Stored dataset items:
□ □ □ □ □ □ □

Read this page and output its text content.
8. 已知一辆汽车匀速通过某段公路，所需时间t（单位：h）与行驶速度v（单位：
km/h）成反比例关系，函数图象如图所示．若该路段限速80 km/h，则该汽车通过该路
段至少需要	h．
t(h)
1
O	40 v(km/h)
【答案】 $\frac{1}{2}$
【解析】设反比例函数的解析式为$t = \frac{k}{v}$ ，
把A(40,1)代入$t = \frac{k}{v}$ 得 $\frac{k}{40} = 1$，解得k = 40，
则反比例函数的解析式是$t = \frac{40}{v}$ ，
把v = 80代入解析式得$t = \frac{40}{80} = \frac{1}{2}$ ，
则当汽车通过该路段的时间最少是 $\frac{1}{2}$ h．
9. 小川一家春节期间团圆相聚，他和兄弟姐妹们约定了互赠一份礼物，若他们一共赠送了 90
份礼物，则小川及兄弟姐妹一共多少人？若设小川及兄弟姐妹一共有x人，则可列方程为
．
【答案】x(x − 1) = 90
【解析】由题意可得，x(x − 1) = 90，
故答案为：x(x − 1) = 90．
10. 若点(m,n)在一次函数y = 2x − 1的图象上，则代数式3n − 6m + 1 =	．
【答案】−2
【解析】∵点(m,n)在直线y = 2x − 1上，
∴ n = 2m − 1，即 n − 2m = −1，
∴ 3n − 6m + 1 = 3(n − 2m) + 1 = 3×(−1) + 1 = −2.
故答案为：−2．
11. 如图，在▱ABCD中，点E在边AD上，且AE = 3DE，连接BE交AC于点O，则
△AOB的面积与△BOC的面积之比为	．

□ □ □ □ □ □ □

Go through the data above and find the lines with the word "frac". Copy each of those lines.

【答案】 $\frac{1}{2}$
【解析】设反比例函数的解析式为$t = \frac{k}{v}$ ，
把A(40,1)代入$t = \frac{k}{v}$ 得 $\frac{k}{40} = 1$，解得k = 40，
则反比例函数的解析式是$t = \frac{40}{v}$ ，
把v = 80代入解析式得$t = \frac{40}{80} = \frac{1}{2}$ ，
则当汽车通过该路段的时间最少是 $\frac{1}{2}$ h．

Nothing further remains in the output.